→ Text excerpt
####

Wildrose MLA for Barrhead-Morinville-Westlock Glenn van Dijken has come out criticizing Premier Rachel Notley’s “campaign style” state of the province address.
Barrhead-Morinville-Westlock MLA & Glenn van Dijken
Barrhead-Morinville-Westlock MLA & Glenn van Dijken

Wildrose MLA for Barrhead-Morinville-Westlock Glenn van Dijken has come out criticizing Premier Rachel Notley’s “campaign style” state of the province address.

“It was more a campaign speech trying to tell the NDP ideological vision, as opposed to a state of the province address,” he said of the Oct. 19 premier’s address. “A state of the province of address will tell me where are we at with some of the issues that are being faced, especially from a financial standpoint.”

His takeaway was that Notley’s speech did little to explain the actual state of the province and what would be done to tackle the $10.4 billion deficit.

“We are continuing on a road that will lead to more deficit and more debt,” he said. “That is essentially being downloaded onto the next generation. Are we comfortable with downloading all those expenses onto the next generation?’”

The Wildrose have opposed two notable and controversial NDP platforms — the carbon levy and the minimum wage hike to $15 an hour.

“By imposing and implementing their ideological experiments on Albertans, it has put a lot of Albertans in a position of uncertainty, a certain amount of instability, and not knowing what their future holds,” he said. “It’s also put a lot of businesses in a state of uncertainty.”

He added that a carbon tax would also lead to more risk and less investment in the economy.

“When a government proceeds in a direction that’s not necessarily proven to work, when I talk about ideological experiment, I’m talking about this idea that a carbon tax is going to all of a sudden buy us a social licence we need to move our product,” he said. “We need to also understand that there’s also going to be other repercussions and put us in a non-competitive position, especially if it doesn’t give us the social licence that’s it’s promising to get us.”

Notley gave her state of the province address to an audience in Calgary last Wednesday. In it, she said that stability was the “watchword” and there would be “certainty in overall commitments from our government,” but the provincial budget would eventually have to be balanced.

In the meantime, there would not be much headroom for new spending proposals until the economy recovers.

####

→ Data to use
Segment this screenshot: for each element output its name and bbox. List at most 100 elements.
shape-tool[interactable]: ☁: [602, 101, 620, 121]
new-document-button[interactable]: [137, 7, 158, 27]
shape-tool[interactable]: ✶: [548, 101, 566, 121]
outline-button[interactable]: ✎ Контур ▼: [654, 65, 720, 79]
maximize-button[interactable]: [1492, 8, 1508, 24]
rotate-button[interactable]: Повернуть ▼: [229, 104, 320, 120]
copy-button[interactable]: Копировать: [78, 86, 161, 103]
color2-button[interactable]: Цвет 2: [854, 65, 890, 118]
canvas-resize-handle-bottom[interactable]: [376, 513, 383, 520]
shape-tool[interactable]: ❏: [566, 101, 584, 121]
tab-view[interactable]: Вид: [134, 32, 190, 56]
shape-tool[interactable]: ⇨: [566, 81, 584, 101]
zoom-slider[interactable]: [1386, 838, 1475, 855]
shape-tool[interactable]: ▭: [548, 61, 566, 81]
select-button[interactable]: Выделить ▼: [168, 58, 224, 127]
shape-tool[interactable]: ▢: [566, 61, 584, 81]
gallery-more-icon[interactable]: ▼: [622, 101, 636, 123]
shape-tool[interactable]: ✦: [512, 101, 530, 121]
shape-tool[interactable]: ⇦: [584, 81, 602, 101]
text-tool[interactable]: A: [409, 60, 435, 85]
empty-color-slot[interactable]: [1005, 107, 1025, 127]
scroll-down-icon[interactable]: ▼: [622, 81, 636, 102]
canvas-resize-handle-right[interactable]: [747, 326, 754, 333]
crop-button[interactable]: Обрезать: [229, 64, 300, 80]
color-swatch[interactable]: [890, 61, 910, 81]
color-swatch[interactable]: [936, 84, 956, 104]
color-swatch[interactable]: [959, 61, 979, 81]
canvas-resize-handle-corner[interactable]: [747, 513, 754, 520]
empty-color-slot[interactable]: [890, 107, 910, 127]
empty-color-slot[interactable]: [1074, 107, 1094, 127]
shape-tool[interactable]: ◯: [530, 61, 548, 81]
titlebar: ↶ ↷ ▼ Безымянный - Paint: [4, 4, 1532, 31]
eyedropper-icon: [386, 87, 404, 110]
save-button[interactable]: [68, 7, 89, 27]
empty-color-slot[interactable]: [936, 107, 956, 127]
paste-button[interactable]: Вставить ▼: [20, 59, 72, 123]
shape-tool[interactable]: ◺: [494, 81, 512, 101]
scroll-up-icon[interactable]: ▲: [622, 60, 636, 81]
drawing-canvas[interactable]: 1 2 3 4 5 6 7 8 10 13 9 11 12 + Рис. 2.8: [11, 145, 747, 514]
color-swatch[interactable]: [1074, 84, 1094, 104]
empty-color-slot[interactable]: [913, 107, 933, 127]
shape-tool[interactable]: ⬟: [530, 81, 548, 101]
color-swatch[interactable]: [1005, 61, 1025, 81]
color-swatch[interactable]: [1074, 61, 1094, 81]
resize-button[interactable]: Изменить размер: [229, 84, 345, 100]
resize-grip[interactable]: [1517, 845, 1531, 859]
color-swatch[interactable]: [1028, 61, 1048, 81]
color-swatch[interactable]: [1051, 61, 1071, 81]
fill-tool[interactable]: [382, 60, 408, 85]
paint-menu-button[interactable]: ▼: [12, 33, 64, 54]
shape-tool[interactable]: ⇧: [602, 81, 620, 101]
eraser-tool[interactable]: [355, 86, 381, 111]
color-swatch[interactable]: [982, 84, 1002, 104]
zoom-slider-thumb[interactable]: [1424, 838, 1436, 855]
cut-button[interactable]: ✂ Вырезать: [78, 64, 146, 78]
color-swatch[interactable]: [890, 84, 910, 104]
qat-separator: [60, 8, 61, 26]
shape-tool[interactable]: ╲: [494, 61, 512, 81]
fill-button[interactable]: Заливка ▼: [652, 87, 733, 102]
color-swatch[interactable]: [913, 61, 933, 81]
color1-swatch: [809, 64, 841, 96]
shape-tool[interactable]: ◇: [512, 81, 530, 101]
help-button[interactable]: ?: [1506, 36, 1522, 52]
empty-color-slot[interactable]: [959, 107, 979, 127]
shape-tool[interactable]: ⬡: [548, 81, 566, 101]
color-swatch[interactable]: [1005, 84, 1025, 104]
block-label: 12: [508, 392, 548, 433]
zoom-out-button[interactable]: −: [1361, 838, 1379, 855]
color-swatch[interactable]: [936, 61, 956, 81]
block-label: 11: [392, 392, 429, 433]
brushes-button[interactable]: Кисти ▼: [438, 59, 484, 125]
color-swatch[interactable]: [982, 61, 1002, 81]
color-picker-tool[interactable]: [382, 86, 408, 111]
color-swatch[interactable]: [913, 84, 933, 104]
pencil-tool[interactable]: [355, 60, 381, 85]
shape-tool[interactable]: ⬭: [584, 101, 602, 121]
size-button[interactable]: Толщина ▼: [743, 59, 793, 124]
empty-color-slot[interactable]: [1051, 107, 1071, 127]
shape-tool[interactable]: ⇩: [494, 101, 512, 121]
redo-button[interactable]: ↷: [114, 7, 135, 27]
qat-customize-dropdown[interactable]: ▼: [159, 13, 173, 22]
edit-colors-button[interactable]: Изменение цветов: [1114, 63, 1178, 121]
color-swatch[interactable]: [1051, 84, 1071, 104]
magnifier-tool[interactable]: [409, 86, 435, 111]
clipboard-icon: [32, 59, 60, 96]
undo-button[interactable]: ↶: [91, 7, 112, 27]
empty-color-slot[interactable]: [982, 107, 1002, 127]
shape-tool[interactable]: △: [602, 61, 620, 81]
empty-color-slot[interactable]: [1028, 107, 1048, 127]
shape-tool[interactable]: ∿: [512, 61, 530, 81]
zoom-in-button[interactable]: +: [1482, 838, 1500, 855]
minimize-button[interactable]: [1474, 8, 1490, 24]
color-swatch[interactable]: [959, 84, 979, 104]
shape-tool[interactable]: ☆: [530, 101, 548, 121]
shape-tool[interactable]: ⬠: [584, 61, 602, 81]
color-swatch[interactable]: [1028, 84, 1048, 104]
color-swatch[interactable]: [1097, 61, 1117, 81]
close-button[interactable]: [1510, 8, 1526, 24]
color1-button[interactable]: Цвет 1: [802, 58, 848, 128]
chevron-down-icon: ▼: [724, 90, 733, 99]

####

→ Actions to take
[1] Rewrite the part of the article on the state of the province address that opens with the words containing "Notley gave her" and closes with "to be balanced.", substituting "Edmonton" for "Calgary".
[2] Reproduce the records word for word, from their start through the line that contains "rotate-button[interactable]: Повернуть ▼: [229, 104, 320, 120]".
The records are unrelated to the text.

→ Problem solutions
[1]
Notley gave her state of the province address to an audience in Edmonton last Wednesday. In it, she said that stability was the “watchword” and there would be “certainty in overall commitments from our government,” but the provincial budget would eventually have to be balanced.

[2]
Segment this screenshot: for each element output its name and bbox. List at most 100 elements.
shape-tool[interactable]: ☁: [602, 101, 620, 121]
new-document-button[interactable]: [137, 7, 158, 27]
shape-tool[interactable]: ✶: [548, 101, 566, 121]
outline-button[interactable]: ✎ Контур ▼: [654, 65, 720, 79]
maximize-button[interactable]: [1492, 8, 1508, 24]
rotate-button[interactable]: Повернуть ▼: [229, 104, 320, 120]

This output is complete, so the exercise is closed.